• **CONSIGNE A**: Dans le texte source, où le pouvoir commence-t-il et finit-il selon Deleuze ?
---- TEXTE SOURCE
Le thème de In der Welt sein fait, par ailleurs, une des possibilités de poser la question du pouvoir comme exercice de pratique concrète visant à transformer les sujets ou l’individu en objets de pouvoir. Ce processus de subjectivation que tu as analysé et [mot indistinct] tout là-dedans implique dans un dehors, commence finalement [162 :00] à s’éclairer et en vertu de cette reconnaissance de la spatialité au sens large de la part des tenants d’une certaine phénoménologie.[22]
En ce qui concerne maintenant le pouvoir, il est selon Foucault le producteur de pratiques [mot indistinct] d’une part, et d’autre part, il ne se justifie pas n’importe comment. Il y a indissolublement l’exercice du pouvoir ; c’est le fait qu’il se conforme à certaines règles canoniques du pouvoir. Alors, la question que je voudrais poser, ça serait premièrement, comment échapper à cette canonique ou à toute canonique s’il faut y échapper à tout prix, et deuxièmement, si nous acheminons [163 :00] vers une réduction de la pathologie, de ce qui Foucault appelle lui-même pathologie ou excès du pouvoir ? Peut-être cette réduction équivaudrait un rétrécissement du champ de rationalisation que Foucault suggère lui-même dans un texte paru récemment.
Deleuze : Moi je crois que pour la dernière question, c’est exactement la question que l’on avait choisie pour finir, puisque nous n’en avons pas de réponse. Ce qu’on peut dire, c’est que, en gros, ce qu’on peut dire de manière très sommaire, c’est que la zone de subjectivation, c’est-à-dire cette opération que Foucault présente comme celle du pli mais que, à mon avis, on a parlé, là, on peut concevoir autrement. Mais enfin, cette zone de subjectivation est en elle-même [164 :00] indépendante du pouvoir. Ça veut dire quoi ? Ça veut dire : ce n’est jamais le pouvoir qui la crée. Le pouvoir commence et finit dans les rapports d’une force avec une autre force. Dès qu’il y a subjectivation, on est hors du pouvoir. Voilà, ça c’est la première proposition. Se gouverner soi-même, à mon gré, en tout cas, dans ma lecture, ne fait pas partie du pouvoir. La preuve, c’est que le pouvoir opère par règles contraignantes ; se gouverner soi-même est une règle facultative de l’homme libre. Bon.
Deuxième point. Là-dessus, il est vrai, et c’est ça qui te donne entièrement raison, que dès qu’une zone de subjectivation est créée, le pouvoir ne cesse de la pénétrer et de s’en emparer, et de se l’asservir, [165 :00] ça, bon. Et, il faudra qu’il forme de nouveaux rapports de forces. Par exemple, la subjectivité chrétienne apparaissante, il faudra de nouveaux rapports de forces de type pastoral entre le prêtre et le troupeau, pour assimiler et assujettir à de nouvelles formes de pouvoir cette nouvelle subjectivation. Donc, à chaque fois, la zone de subjectivation se fait récupérer par des instances de pouvoir.
--------
---- ENREGISTREMENTS PRÉSENTÉS
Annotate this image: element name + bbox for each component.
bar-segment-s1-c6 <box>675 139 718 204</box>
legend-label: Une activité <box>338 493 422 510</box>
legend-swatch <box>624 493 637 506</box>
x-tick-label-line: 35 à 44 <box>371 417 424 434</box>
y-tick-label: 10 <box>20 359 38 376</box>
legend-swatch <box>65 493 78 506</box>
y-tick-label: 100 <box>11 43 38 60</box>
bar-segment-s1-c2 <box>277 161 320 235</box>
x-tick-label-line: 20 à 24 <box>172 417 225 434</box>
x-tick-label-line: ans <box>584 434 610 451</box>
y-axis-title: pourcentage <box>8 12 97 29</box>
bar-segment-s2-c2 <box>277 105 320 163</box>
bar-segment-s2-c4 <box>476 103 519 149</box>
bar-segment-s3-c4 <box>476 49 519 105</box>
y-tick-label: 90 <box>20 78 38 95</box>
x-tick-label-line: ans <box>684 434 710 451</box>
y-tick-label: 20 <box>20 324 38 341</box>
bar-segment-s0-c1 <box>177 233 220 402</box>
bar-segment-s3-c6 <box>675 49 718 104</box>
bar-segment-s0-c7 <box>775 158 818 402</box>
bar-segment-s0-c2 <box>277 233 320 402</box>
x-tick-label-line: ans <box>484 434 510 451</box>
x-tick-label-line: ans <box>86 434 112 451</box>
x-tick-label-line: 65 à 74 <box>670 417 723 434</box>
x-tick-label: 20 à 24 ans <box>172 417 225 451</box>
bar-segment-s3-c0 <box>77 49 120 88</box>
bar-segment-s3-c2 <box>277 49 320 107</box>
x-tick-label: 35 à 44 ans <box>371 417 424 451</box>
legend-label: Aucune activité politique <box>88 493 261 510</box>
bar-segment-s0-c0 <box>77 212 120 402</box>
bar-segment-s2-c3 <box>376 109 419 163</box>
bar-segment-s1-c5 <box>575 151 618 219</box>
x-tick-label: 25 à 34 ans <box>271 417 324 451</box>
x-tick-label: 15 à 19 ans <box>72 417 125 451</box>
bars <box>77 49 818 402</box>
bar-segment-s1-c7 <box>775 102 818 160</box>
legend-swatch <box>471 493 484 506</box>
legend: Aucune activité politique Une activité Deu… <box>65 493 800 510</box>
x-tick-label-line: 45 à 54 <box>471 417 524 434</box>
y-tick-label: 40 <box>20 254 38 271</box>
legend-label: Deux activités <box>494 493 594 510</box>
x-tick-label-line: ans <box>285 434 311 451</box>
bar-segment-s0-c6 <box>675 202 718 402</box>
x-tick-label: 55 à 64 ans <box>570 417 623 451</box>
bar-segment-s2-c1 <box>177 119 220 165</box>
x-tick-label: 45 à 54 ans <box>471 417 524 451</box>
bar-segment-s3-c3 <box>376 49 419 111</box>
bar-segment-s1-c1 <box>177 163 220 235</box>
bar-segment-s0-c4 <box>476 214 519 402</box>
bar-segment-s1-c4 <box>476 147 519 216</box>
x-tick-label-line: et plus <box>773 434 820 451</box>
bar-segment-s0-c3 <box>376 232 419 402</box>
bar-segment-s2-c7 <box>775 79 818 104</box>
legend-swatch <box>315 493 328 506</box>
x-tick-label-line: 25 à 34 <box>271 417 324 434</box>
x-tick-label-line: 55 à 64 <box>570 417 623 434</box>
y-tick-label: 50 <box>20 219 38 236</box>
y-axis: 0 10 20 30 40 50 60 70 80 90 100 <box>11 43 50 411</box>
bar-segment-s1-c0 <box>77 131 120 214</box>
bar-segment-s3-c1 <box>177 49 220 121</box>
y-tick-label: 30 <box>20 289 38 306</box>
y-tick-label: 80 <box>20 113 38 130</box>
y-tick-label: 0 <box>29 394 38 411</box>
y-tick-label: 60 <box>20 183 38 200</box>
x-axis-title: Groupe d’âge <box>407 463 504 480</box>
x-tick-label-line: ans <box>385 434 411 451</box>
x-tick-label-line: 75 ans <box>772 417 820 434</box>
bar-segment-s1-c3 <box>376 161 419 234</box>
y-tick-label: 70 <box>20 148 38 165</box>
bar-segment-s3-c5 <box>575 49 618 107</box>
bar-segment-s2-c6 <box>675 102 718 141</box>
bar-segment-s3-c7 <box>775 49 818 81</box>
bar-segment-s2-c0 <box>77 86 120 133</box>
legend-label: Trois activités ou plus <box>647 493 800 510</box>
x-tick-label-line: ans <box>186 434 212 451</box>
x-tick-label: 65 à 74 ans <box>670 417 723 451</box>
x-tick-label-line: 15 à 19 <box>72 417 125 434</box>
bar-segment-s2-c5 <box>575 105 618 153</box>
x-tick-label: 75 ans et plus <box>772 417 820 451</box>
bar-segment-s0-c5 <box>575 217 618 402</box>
--------
• **CONSIGNE B**: Reproduisez tel quel le passage des enregistrements qui part de leur toute première ligne et s'arrête à la ligne contenant "x-tick-label-line: 20 à", en incluant ces deux lignes.

• **SOLUTION COMPLÈTE A**: Il commence et finit dans les rapports d'une force avec une autre force.

• **SOLUTION COMPLÈTE B**:
Annotate this image: element name + bbox for each component.
bar-segment-s1-c6 <box>675 139 718 204</box>
legend-label: Une activité <box>338 493 422 510</box>
legend-swatch <box>624 493 637 506</box>
x-tick-label-line: 35 à 44 <box>371 417 424 434</box>
y-tick-label: 10 <box>20 359 38 376</box>
legend-swatch <box>65 493 78 506</box>
y-tick-label: 100 <box>11 43 38 60</box>
bar-segment-s1-c2 <box>277 161 320 235</box>
x-tick-label-line: 20 à 24 <box>172 417 225 434</box>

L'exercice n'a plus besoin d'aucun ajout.